Recorded data
• • • • •

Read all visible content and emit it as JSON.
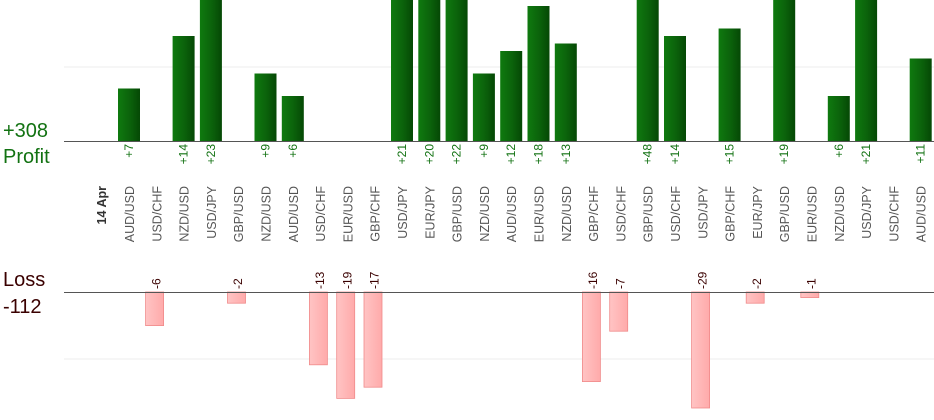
{
  "summary": {
    "profit_total": "+308",
    "profit_label": "Profit",
    "loss_label": "Loss",
    "loss_total": "-112"
  },
  "colors": {
    "profit_bar": "#0f6d0f",
    "profit_text": "#127212",
    "loss_bar": "#ffb8b8",
    "loss_text": "#3a0000",
    "baseline": "#555555",
    "grid": "#eeeeee"
  },
  "chart_data": {
    "type": "bar",
    "date_label": "14 Apr",
    "categories": [
      "AUD/USD",
      "USD/CHF",
      "NZD/USD",
      "USD/JPY",
      "GBP/USD",
      "NZD/USD",
      "AUD/USD",
      "USD/CHF",
      "EUR/USD",
      "GBP/CHF",
      "USD/JPY",
      "EUR/JPY",
      "GBP/USD",
      "NZD/USD",
      "AUD/USD",
      "EUR/USD",
      "NZD/USD",
      "GBP/CHF",
      "USD/CHF",
      "GBP/USD",
      "USD/CHF",
      "USD/JPY",
      "GBP/CHF",
      "EUR/JPY",
      "GBP/USD",
      "EUR/USD",
      "NZD/USD",
      "USD/JPY",
      "USD/CHF",
      "AUD/USD"
    ],
    "series": [
      {
        "values": [
          7,
          null,
          14,
          23,
          null,
          9,
          6,
          null,
          null,
          null,
          21,
          20,
          22,
          9,
          12,
          18,
          13,
          null,
          null,
          48,
          14,
          null,
          15,
          null,
          19,
          null,
          6,
          21,
          null,
          11
        ],
        "labels": [
          "+7",
          "",
          "+14",
          "+23",
          "",
          "+9",
          "+6",
          "",
          "",
          "",
          "+21",
          "+20",
          "+22",
          "+9",
          "+12",
          "+18",
          "+13",
          "",
          "",
          "+48",
          "+14",
          "",
          "+15",
          "",
          "+19",
          "",
          "+6",
          "+21",
          "",
          "+11"
        ]
      },
      {
        "values": [
          null,
          -6,
          null,
          null,
          -2,
          null,
          null,
          -13,
          -19,
          -17,
          null,
          null,
          null,
          null,
          null,
          null,
          null,
          -16,
          -7,
          null,
          null,
          -29,
          null,
          -2,
          null,
          -1,
          null,
          null,
          null,
          null
        ],
        "labels": [
          "",
          "-6",
          "",
          "",
          "-2",
          "",
          "",
          "-13",
          "-19",
          "-17",
          "",
          "",
          "",
          "",
          "",
          "",
          "",
          "-16",
          "-7",
          "",
          "",
          "-29",
          "",
          "-2",
          "",
          "-1",
          "",
          "",
          "",
          ""
        ]
      }
    ]
  }
}
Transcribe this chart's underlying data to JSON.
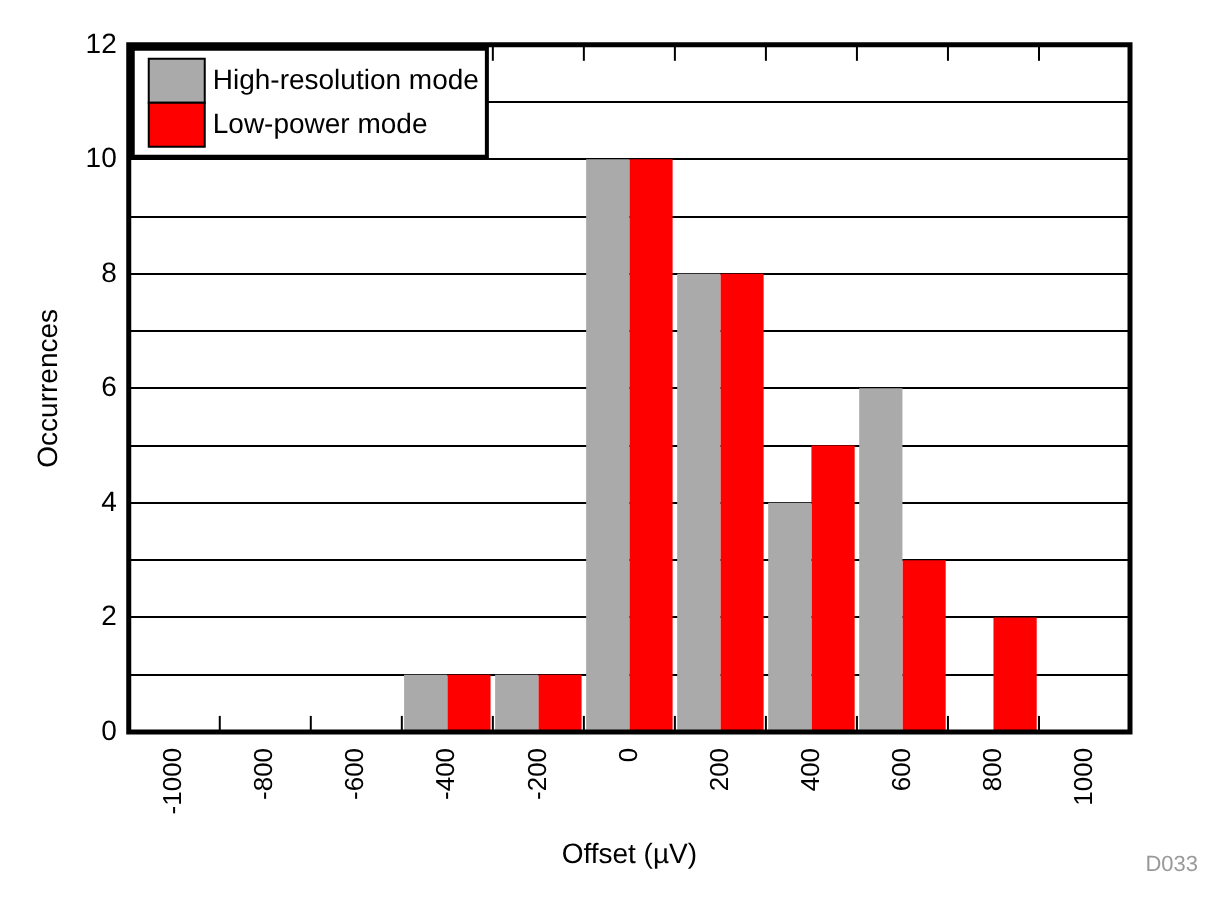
{
  "chart_data": {
    "type": "bar",
    "xlabel": "Offset (µV)",
    "ylabel": "Occurrences",
    "categories": [
      "-1000",
      "-800",
      "-600",
      "-400",
      "-200",
      "0",
      "200",
      "400",
      "600",
      "800",
      "1000"
    ],
    "series": [
      {
        "name": "High-resolution mode",
        "color": "#aaaaaa",
        "values": [
          0,
          0,
          0,
          1,
          1,
          10,
          8,
          4,
          6,
          0,
          0
        ]
      },
      {
        "name": "Low-power mode",
        "color": "#ff0000",
        "values": [
          0,
          0,
          0,
          1,
          1,
          10,
          8,
          5,
          3,
          2,
          0
        ]
      }
    ],
    "ylim": [
      0,
      12
    ],
    "yticks": [
      0,
      {
        "value": 1,
        "label": null
      },
      2,
      {
        "value": 3,
        "label": null
      },
      4,
      {
        "value": 5,
        "label": null
      },
      6,
      {
        "value": 7,
        "label": null
      },
      8,
      {
        "value": 9,
        "label": null
      },
      10,
      {
        "value": 11,
        "label": null
      },
      12
    ],
    "grid": "y",
    "legend": "top left",
    "annotations": [
      "D033"
    ]
  }
}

• • • • •

- Aim:
Find each line in the records holding the string "name" and show it.

- Expected output:
        "name": "High-resolution mode",
        "name": "Low-power mode",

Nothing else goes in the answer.